Request
Copy all records verbatim.

+ + +

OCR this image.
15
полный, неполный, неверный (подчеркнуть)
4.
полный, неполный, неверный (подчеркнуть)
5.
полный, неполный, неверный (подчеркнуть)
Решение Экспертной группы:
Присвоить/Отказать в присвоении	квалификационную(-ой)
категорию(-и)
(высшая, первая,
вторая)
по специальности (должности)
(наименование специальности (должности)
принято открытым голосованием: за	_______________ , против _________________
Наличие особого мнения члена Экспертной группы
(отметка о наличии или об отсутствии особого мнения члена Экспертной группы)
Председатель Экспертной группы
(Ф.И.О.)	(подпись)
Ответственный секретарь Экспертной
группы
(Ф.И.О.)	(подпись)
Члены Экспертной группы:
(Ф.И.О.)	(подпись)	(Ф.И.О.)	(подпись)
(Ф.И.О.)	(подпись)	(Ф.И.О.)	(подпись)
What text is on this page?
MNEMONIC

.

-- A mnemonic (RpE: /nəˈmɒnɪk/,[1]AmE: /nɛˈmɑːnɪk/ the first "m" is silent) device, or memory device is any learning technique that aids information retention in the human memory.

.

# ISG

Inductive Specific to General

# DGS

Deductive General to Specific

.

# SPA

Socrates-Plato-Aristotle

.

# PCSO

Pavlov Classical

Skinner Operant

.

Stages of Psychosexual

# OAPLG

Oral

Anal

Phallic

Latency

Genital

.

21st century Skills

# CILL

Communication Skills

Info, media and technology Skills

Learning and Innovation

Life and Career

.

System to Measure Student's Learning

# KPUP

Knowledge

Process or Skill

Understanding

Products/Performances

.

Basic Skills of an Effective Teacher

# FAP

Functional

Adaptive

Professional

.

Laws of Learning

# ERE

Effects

+ + +

Final result
OCR this image.
15
полный, неполный, неверный (подчеркнуть)
4.
полный, неполный, неверный (подчеркнуть)
5.
полный, неполный, неверный (подчеркнуть)
Решение Экспертной группы:
Присвоить/Отказать в присвоении	квалификационную(-ой)
категорию(-и)
(высшая, первая,
вторая)
по специальности (должности)
(наименование специальности (должности)
принято открытым голосованием: за	_______________ , против _________________
Наличие особого мнения члена Экспертной группы
(отметка о наличии или об отсутствии особого мнения члена Экспертной группы)
Председатель Экспертной группы
(Ф.И.О.)	(подпись)
Ответственный секретарь Экспертной
группы
(Ф.И.О.)	(подпись)
Члены Экспертной группы:
(Ф.И.О.)	(подпись)	(Ф.И.О.)	(подпись)
(Ф.И.О.)	(подпись)	(Ф.И.О.)	(подпись)
What text is on this page?
MNEMONIC

.

-- A mnemonic (RpE: /nəˈmɒnɪk/,[1]AmE: /nɛˈmɑːnɪk/ the first "m" is silent) device, or memory device is any learning technique that aids information retention in the human memory.

.

# ISG

Inductive Specific to General

# DGS

Deductive General to Specific

.

# SPA

Socrates-Plato-Aristotle

.

# PCSO

Pavlov Classical

Skinner Operant

.

Stages of Psychosexual

# OAPLG

Oral

Anal

Phallic

Latency

Genital

.

21st century Skills

# CILL

Communication Skills

Info, media and technology Skills

Learning and Innovation

Life and Career

.

System to Measure Student's Learning

# KPUP

Knowledge

Process or Skill

Understanding

Products/Performances

.

Basic Skills of an Effective Teacher

# FAP

Functional

Adaptive

Professional

.

Laws of Learning

# ERE

Effects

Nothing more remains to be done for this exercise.